> _Exercise_
Find all lines in the listing that include the word "their", then copy them.

> _Record set_
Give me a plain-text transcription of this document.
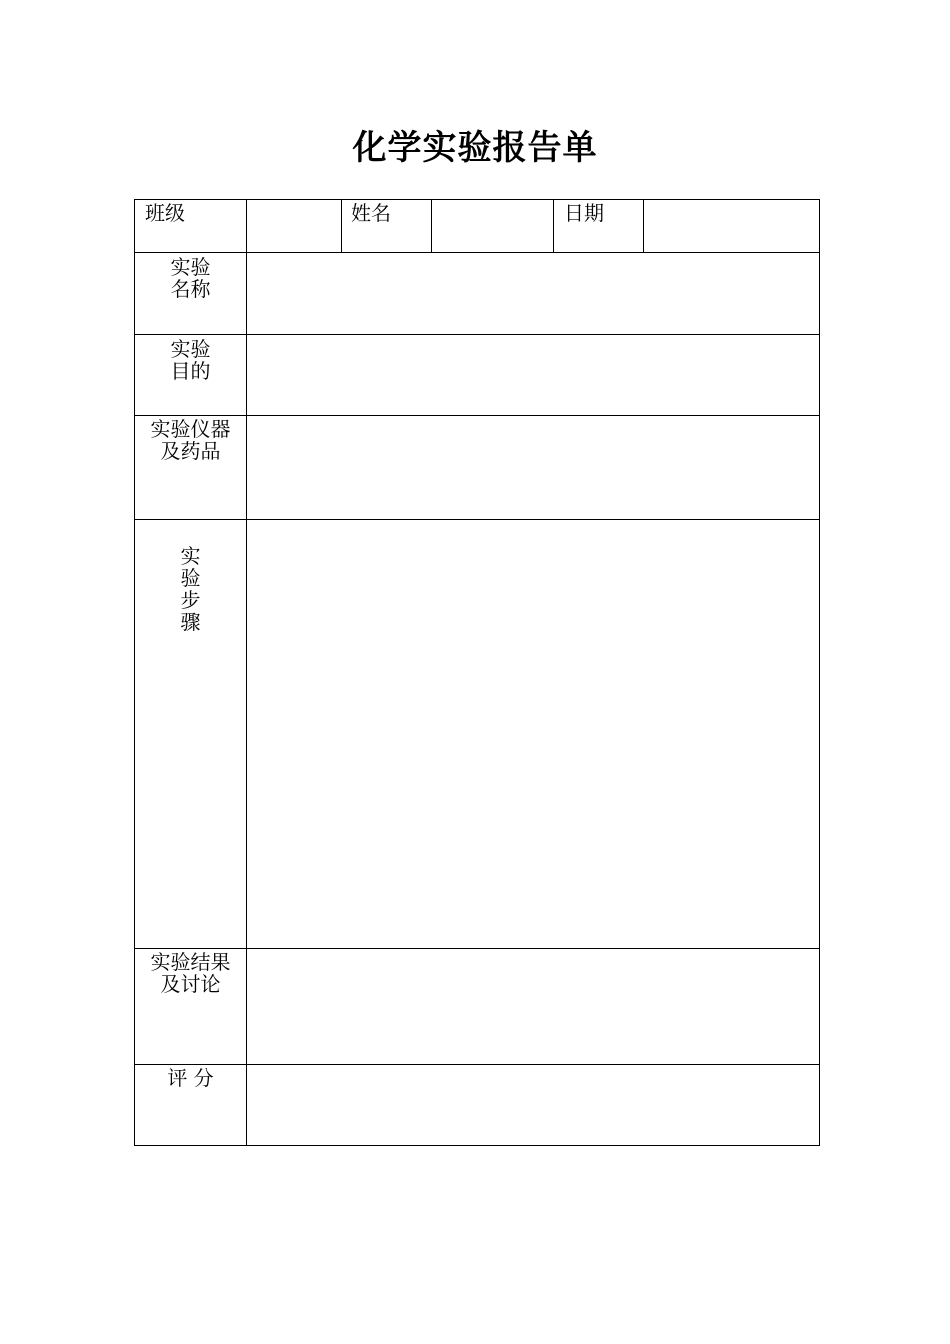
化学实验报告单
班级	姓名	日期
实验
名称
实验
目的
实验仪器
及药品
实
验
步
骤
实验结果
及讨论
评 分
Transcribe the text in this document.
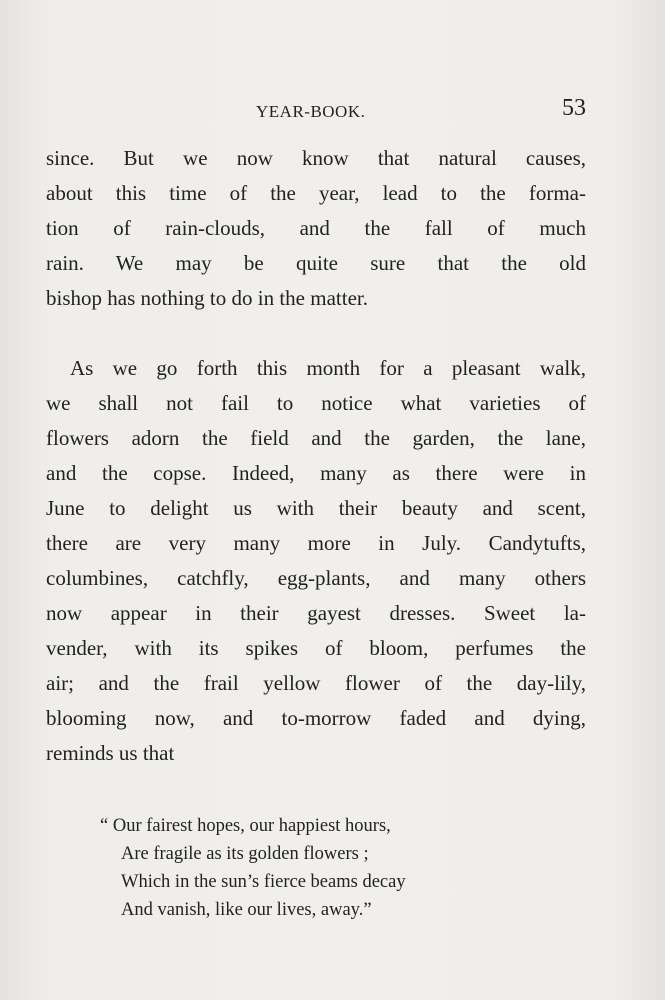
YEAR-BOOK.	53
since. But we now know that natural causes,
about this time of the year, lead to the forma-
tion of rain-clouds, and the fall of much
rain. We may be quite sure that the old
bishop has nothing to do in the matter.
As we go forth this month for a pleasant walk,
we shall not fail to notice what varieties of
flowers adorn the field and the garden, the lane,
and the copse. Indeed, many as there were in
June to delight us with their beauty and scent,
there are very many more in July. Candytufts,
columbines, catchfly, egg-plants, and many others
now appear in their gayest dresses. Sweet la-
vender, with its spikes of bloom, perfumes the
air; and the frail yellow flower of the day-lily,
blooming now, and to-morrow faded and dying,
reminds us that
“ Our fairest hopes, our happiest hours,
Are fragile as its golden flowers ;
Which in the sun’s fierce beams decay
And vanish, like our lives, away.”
==
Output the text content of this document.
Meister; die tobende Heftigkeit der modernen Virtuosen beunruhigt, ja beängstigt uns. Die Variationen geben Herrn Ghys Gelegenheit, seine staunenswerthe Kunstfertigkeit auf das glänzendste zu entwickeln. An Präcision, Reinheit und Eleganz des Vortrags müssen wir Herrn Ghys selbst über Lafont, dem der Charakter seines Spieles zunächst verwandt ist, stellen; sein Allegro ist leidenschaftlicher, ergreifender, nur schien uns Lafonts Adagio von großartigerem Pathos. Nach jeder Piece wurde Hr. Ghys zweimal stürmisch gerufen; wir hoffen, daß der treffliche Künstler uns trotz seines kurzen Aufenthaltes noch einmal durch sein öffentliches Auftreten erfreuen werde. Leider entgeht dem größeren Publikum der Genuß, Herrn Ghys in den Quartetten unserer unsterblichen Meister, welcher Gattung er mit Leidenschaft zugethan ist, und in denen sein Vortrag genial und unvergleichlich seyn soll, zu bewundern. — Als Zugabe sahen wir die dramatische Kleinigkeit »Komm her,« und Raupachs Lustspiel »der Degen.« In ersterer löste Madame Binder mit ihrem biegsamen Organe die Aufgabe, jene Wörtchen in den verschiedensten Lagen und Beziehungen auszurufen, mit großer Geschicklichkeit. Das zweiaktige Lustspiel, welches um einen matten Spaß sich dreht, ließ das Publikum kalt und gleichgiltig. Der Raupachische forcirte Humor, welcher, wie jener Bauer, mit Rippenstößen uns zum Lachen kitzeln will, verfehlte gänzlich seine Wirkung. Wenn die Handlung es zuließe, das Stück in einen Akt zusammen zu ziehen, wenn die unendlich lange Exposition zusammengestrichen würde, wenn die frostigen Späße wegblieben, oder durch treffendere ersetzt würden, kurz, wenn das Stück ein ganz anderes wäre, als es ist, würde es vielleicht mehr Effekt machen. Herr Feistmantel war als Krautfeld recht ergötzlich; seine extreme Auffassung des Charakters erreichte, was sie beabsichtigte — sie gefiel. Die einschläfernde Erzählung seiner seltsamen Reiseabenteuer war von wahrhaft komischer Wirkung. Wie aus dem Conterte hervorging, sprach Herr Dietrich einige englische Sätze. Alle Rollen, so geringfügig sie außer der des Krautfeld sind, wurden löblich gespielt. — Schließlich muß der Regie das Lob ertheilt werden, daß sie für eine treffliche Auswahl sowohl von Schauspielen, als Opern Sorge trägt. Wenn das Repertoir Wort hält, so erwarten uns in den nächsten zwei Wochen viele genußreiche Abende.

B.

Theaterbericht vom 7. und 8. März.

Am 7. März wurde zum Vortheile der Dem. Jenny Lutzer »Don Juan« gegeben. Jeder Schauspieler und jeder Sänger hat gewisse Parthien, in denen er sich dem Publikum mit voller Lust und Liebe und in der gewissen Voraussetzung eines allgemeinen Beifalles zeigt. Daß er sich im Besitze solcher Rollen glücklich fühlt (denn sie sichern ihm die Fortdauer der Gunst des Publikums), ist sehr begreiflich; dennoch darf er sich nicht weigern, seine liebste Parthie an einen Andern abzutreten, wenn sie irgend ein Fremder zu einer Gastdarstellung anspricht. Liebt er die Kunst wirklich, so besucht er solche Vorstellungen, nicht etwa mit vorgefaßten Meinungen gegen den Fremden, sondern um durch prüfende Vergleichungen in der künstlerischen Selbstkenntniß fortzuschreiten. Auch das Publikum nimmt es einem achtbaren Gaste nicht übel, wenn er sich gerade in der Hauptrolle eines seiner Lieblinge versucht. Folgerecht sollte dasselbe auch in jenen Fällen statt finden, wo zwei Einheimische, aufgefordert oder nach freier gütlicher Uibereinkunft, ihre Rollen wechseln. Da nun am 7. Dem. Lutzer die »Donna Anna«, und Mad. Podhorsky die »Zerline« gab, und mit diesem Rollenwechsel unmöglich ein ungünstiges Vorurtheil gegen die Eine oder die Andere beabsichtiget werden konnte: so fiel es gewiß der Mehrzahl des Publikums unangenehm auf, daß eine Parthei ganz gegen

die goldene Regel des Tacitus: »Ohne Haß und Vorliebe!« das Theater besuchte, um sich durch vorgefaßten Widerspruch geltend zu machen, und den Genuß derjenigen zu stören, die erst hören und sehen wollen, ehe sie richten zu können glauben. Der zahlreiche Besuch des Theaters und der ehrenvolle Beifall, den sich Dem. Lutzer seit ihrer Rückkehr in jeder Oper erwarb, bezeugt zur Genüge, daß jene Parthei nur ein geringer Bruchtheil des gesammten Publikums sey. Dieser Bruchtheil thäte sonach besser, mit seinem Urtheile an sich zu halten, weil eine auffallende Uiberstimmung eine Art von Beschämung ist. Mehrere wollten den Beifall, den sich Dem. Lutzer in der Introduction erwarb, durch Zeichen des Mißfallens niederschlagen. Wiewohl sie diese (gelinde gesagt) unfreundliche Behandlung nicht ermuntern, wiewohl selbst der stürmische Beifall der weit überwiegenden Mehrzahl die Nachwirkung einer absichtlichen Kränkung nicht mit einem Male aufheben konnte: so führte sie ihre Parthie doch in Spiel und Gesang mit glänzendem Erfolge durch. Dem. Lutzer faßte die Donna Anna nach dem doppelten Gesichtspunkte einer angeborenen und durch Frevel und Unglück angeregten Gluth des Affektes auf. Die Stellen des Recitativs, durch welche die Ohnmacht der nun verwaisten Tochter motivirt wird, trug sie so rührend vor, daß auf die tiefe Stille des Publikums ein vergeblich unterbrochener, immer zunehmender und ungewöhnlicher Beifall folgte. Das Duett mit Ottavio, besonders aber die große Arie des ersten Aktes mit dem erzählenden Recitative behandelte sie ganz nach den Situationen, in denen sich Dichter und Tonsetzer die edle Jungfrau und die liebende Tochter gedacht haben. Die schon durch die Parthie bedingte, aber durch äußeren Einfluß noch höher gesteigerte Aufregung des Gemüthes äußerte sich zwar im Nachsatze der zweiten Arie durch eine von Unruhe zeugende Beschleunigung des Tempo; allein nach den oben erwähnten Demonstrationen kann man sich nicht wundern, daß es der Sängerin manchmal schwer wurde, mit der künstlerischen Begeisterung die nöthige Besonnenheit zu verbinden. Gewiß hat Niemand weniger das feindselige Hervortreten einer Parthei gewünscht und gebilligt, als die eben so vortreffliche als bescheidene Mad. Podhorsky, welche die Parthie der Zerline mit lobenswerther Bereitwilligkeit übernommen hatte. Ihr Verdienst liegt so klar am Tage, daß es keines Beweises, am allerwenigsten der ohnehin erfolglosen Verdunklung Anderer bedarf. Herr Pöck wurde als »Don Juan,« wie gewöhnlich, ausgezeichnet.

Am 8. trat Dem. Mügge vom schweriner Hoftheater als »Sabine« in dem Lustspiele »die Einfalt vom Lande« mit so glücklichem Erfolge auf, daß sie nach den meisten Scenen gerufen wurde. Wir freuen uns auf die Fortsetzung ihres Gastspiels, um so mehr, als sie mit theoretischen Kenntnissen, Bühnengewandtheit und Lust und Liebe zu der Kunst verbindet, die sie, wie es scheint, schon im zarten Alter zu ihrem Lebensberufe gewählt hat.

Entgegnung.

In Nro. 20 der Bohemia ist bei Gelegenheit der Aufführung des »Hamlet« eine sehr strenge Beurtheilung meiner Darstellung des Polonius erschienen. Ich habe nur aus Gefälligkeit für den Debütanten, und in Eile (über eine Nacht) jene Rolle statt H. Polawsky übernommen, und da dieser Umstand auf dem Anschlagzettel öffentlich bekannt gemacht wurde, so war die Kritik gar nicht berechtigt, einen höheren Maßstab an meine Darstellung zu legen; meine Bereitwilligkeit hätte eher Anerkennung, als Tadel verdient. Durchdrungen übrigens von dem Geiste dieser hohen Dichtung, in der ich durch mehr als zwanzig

> _Task result_
June to delight us with their beauty and scent,
now appear in their gayest dresses. Sweet la-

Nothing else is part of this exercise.